-------- Record set

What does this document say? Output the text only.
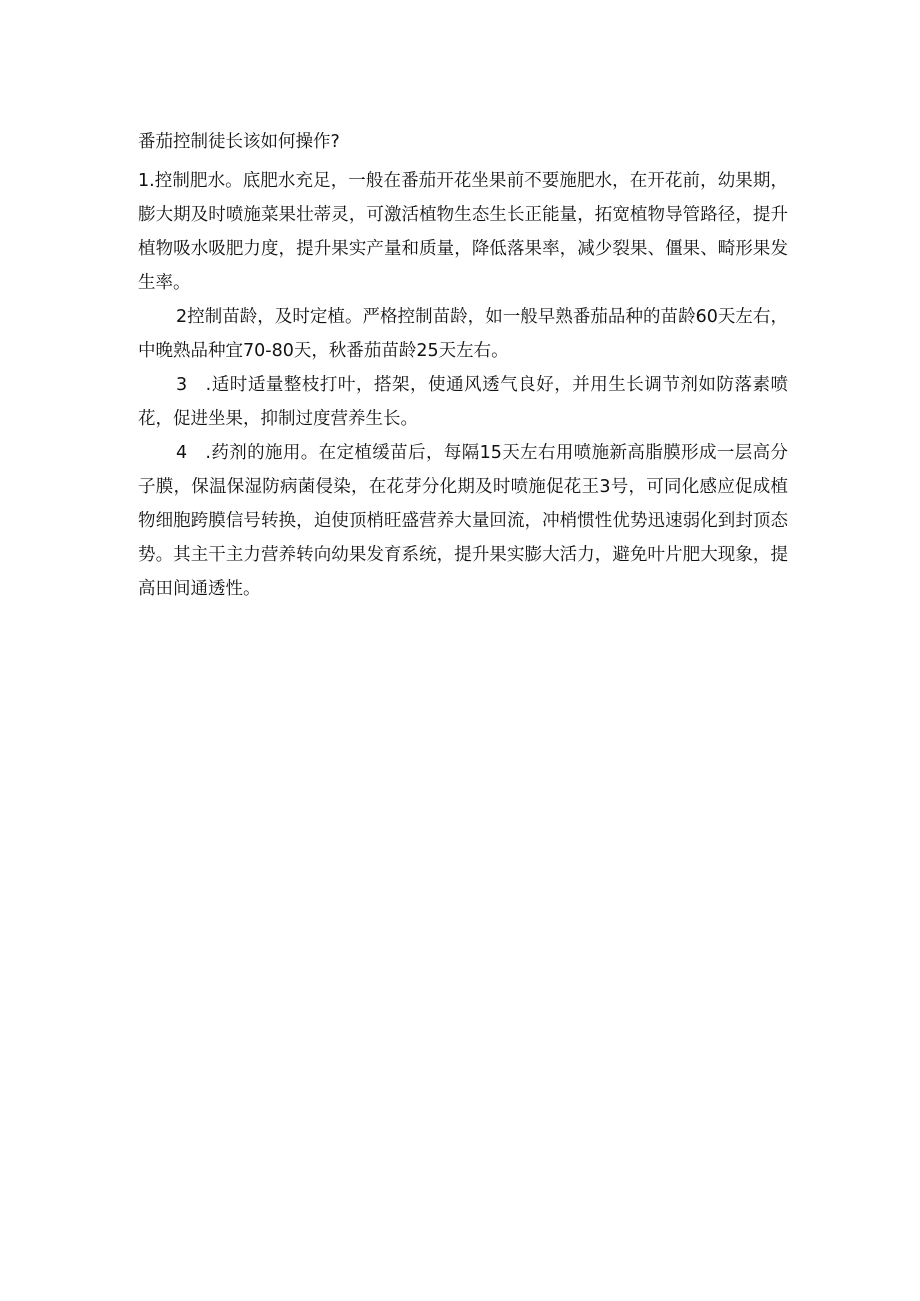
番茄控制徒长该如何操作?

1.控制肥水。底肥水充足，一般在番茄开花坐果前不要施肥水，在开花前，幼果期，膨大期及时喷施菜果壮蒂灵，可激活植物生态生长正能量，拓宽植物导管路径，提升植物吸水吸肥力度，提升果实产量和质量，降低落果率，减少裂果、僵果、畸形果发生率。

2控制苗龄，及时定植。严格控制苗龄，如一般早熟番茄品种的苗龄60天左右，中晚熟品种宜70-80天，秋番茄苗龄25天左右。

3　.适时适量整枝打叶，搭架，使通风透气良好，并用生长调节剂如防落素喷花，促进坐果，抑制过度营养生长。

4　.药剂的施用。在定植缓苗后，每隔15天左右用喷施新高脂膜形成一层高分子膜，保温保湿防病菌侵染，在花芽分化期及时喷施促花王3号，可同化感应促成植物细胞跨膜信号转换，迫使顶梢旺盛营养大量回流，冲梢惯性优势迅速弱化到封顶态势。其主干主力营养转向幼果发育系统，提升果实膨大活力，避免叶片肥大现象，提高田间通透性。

----------------

▶ **Short exercise**: Copy all the records above exactly, but leave out the pictures.

▶ **Full output**:
What does this document say? Output the text only.
番茄控制徒长该如何操作?

1.控制肥水。底肥水充足，一般在番茄开花坐果前不要施肥水，在开花前，幼果期，膨大期及时喷施菜果壮蒂灵，可激活植物生态生长正能量，拓宽植物导管路径，提升植物吸水吸肥力度，提升果实产量和质量，降低落果率，减少裂果、僵果、畸形果发生率。

2控制苗龄，及时定植。严格控制苗龄，如一般早熟番茄品种的苗龄60天左右，中晚熟品种宜70-80天，秋番茄苗龄25天左右。

3　.适时适量整枝打叶，搭架，使通风透气良好，并用生长调节剂如防落素喷花，促进坐果，抑制过度营养生长。

4　.药剂的施用。在定植缓苗后，每隔15天左右用喷施新高脂膜形成一层高分子膜，保温保湿防病菌侵染，在花芽分化期及时喷施促花王3号，可同化感应促成植物细胞跨膜信号转换，迫使顶梢旺盛营养大量回流，冲梢惯性优势迅速弱化到封顶态势。其主干主力营养转向幼果发育系统，提升果实膨大活力，避免叶片肥大现象，提高田间通透性。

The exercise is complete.